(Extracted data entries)
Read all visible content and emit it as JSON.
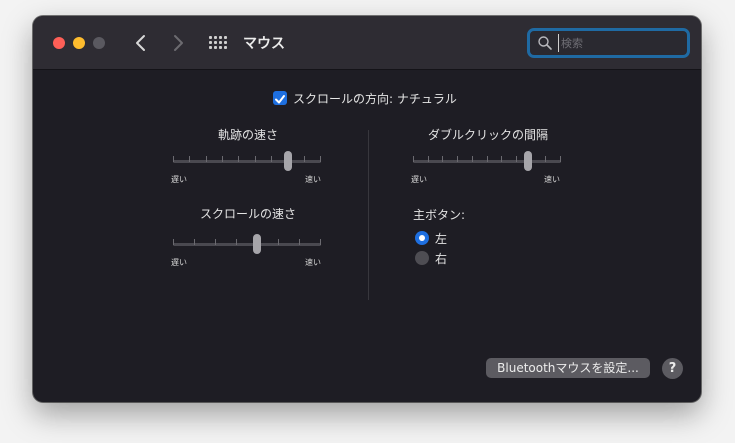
{
  "window": {
    "title": "マウス",
    "traffic_lights": {
      "close": "#fe5f57",
      "minimize": "#febc2e",
      "zoom": "#5a5960"
    }
  },
  "toolbar": {
    "back_icon": "chevron-left-icon",
    "forward_icon": "chevron-right-icon",
    "show_all_icon": "grid-icon",
    "search": {
      "placeholder": "検索",
      "value": "",
      "icon": "magnifier-icon"
    }
  },
  "scroll_direction": {
    "label": "スクロールの方向: ナチュラル",
    "checked": true
  },
  "tracking_speed": {
    "label": "軌跡の速さ",
    "min_label": "遅い",
    "max_label": "速い",
    "ticks": 10,
    "level": 0.78
  },
  "double_click": {
    "label": "ダブルクリックの間隔",
    "min_label": "遅い",
    "max_label": "速い",
    "ticks": 11,
    "level": 0.78
  },
  "scroll_speed": {
    "label": "スクロールの速さ",
    "min_label": "遅い",
    "max_label": "速い",
    "ticks": 8,
    "level": 0.57
  },
  "primary_button": {
    "label": "主ボタン:",
    "options": [
      {
        "label": "左",
        "selected": true
      },
      {
        "label": "右",
        "selected": false
      }
    ]
  },
  "footer": {
    "bluetooth_button": "Bluetoothマウスを設定...",
    "help": "?"
  },
  "colors": {
    "accent": "#1e6fe0",
    "window_bg": "#1e1d24",
    "titlebar_bg": "#2e2c33"
  }
}
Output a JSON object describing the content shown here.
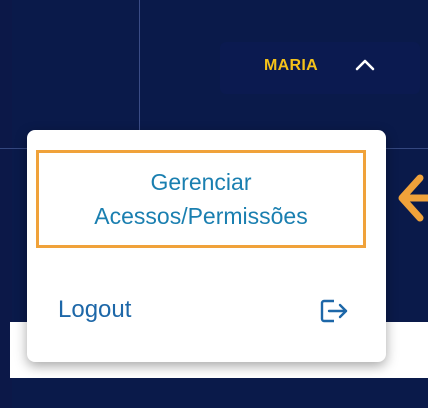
{
  "header": {
    "user_name": "MARIA",
    "user_menu_icon": "chevron-up-icon"
  },
  "dropdown": {
    "items": [
      {
        "label_line1": "Gerenciar",
        "label_line2": "Acessos/Permissões"
      },
      {
        "label": "Logout",
        "icon": "logout-icon"
      }
    ]
  },
  "annotation": {
    "icon": "left-arrow-icon",
    "highlight_color": "#f0a23a"
  },
  "colors": {
    "background": "#0a1a4a",
    "user_name": "#f4c21a",
    "link": "#1a7fb0"
  }
}
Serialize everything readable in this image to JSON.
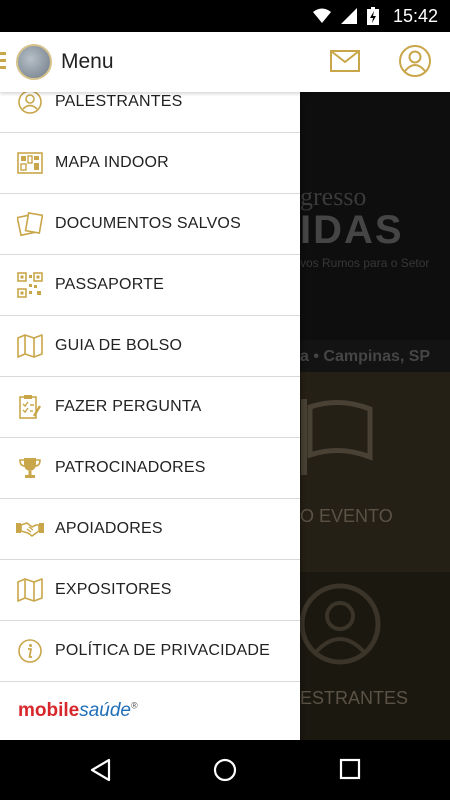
{
  "status_bar": {
    "time": "15:42"
  },
  "app_bar": {
    "title": "Menu"
  },
  "background": {
    "banner_line1": "gresso",
    "banner_line2": "IDAS",
    "banner_line3": "vos Rumos para o Setor",
    "location": "a • Campinas, SP",
    "tile1_label": "O EVENTO",
    "tile2_label": "ESTRANTES"
  },
  "menu": {
    "items": [
      {
        "label": "PALESTRANTES",
        "icon": "speaker-icon"
      },
      {
        "label": "MAPA INDOOR",
        "icon": "map-indoor-icon"
      },
      {
        "label": "DOCUMENTOS SALVOS",
        "icon": "documents-icon"
      },
      {
        "label": "PASSAPORTE",
        "icon": "qr-code-icon"
      },
      {
        "label": "GUIA DE BOLSO",
        "icon": "folded-map-icon"
      },
      {
        "label": "FAZER PERGUNTA",
        "icon": "clipboard-icon"
      },
      {
        "label": "PATROCINADORES",
        "icon": "trophy-icon"
      },
      {
        "label": "APOIADORES",
        "icon": "handshake-icon"
      },
      {
        "label": "EXPOSITORES",
        "icon": "folded-map-icon"
      },
      {
        "label": "POLÍTICA DE PRIVACIDADE",
        "icon": "info-icon"
      }
    ]
  },
  "brand": {
    "part1": "mobile",
    "part2": "saúde",
    "mark": "®"
  },
  "colors": {
    "accent": "#c9a64a",
    "brand_red": "#d7262c",
    "brand_blue": "#1e6fb8"
  }
}
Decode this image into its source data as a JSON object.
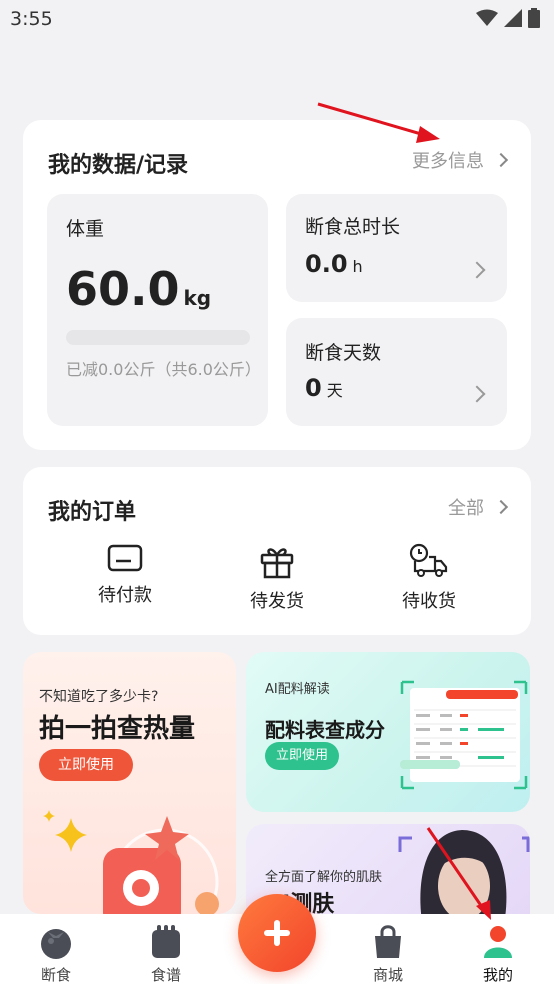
{
  "status_bar": {
    "time": "3:55"
  },
  "data_section": {
    "title": "我的数据/记录",
    "more_label": "更多信息",
    "weight": {
      "label": "体重",
      "value": "60.0",
      "unit": "kg",
      "progress_fraction": 0.0,
      "reduced_text": "已减0.0公斤（共6.0公斤）"
    },
    "fasting_total": {
      "label": "断食总时长",
      "value": "0.0",
      "unit": "h"
    },
    "fasting_days": {
      "label": "断食天数",
      "value": "0",
      "unit": "天"
    }
  },
  "orders": {
    "title": "我的订单",
    "all_label": "全部",
    "items": [
      {
        "label": "待付款",
        "icon": "card-icon"
      },
      {
        "label": "待发货",
        "icon": "gift-icon"
      },
      {
        "label": "待收货",
        "icon": "delivery-truck-icon"
      }
    ]
  },
  "promos": {
    "calorie": {
      "subtitle": "不知道吃了多少卡?",
      "title": "拍一拍查热量",
      "button": "立即使用"
    },
    "ingredient": {
      "subtitle": "AI配料解读",
      "title": "配料表查成分",
      "button": "立即使用"
    },
    "skin": {
      "subtitle": "全方面了解你的肌肤",
      "title": "AI测肤"
    }
  },
  "tabs": [
    {
      "label": "断食",
      "icon": "tomato-icon"
    },
    {
      "label": "食谱",
      "icon": "recipe-icon"
    },
    {
      "label": "商城",
      "icon": "shopping-bag-icon"
    },
    {
      "label": "我的",
      "icon": "profile-icon",
      "active": true
    }
  ],
  "colors": {
    "accent": "#f2452c",
    "green": "#2ec28e",
    "annotation_arrow": "#e0141e"
  }
}
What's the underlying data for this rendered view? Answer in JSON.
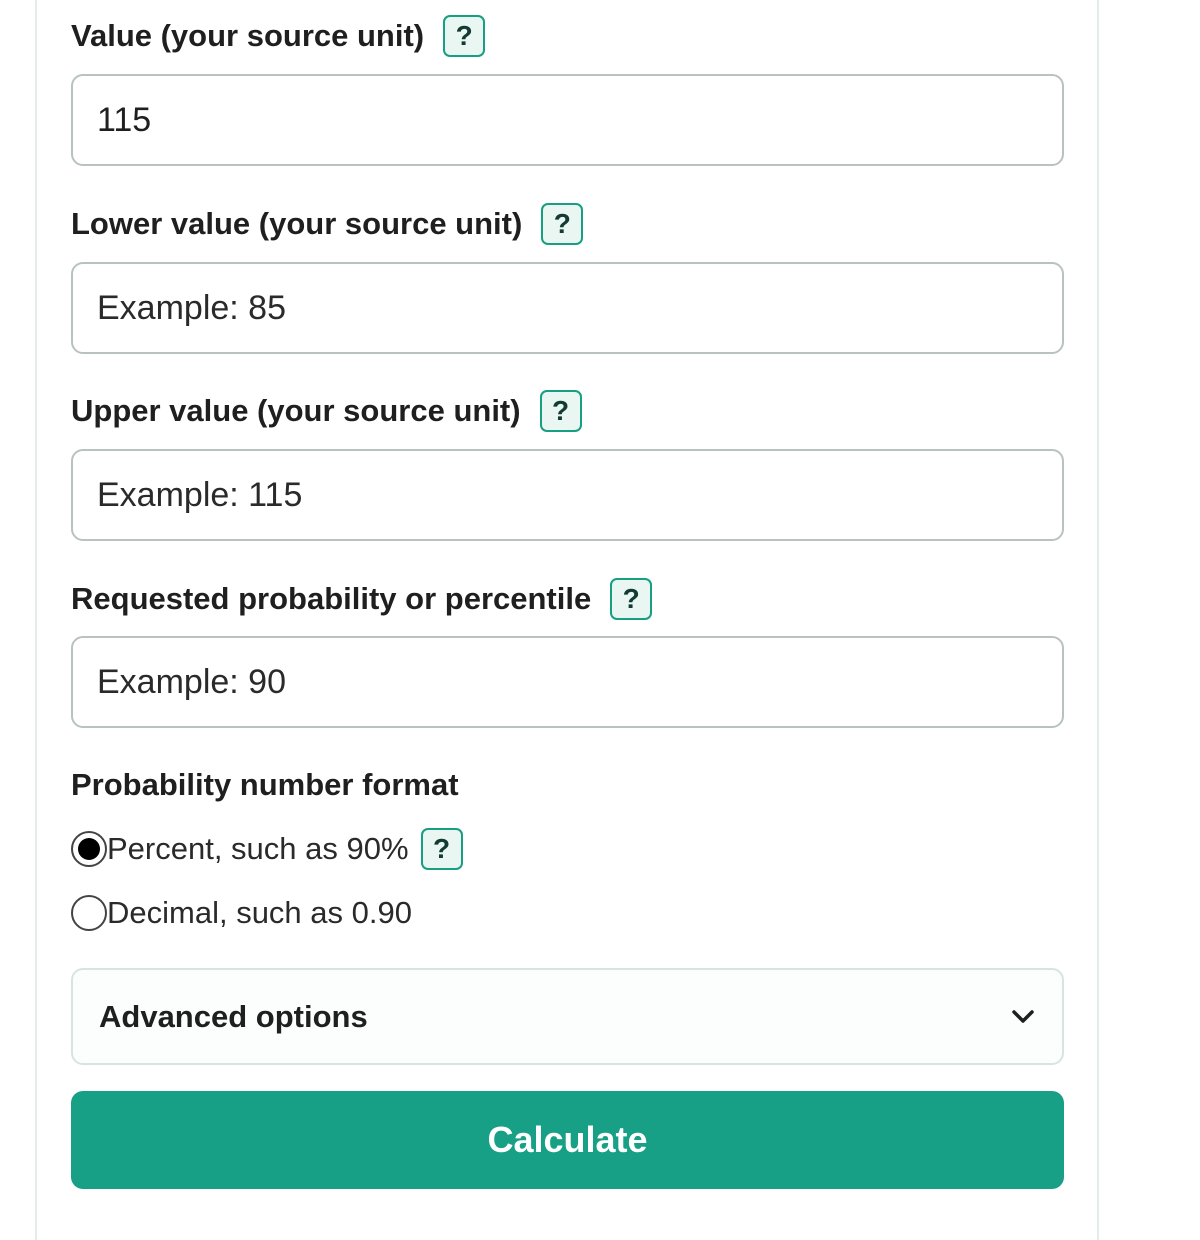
{
  "form": {
    "value_field": {
      "label": "Value (your source unit)",
      "help": "?",
      "value": "115",
      "placeholder": ""
    },
    "lower_field": {
      "label": "Lower value (your source unit)",
      "help": "?",
      "value": "",
      "placeholder": "Example: 85"
    },
    "upper_field": {
      "label": "Upper value (your source unit)",
      "help": "?",
      "value": "",
      "placeholder": "Example: 115"
    },
    "probability_field": {
      "label": "Requested probability or percentile",
      "help": "?",
      "value": "",
      "placeholder": "Example: 90"
    },
    "format": {
      "label": "Probability number format",
      "options": [
        {
          "label": "Percent, such as 90%",
          "selected": true,
          "help": "?"
        },
        {
          "label": "Decimal, such as 0.90",
          "selected": false
        }
      ]
    },
    "advanced_label": "Advanced options",
    "calculate_label": "Calculate"
  },
  "colors": {
    "accent": "#17a085",
    "help_border": "#179e83",
    "help_bg": "#e9f6f2",
    "input_border": "#b8c2c0"
  },
  "icons": {
    "advanced_toggle": "chevron-down-icon"
  }
}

= YOUR TASK =
Copy every line of the listing where the word "unit" appears.

= CORRECT ANSWER =
      "unit": "kg",
      "unit": "h"
      "unit": "天"
      "label": "Value (your source unit)",
      "label": "Lower value (your source unit)",
      "label": "Upper value (your source unit)",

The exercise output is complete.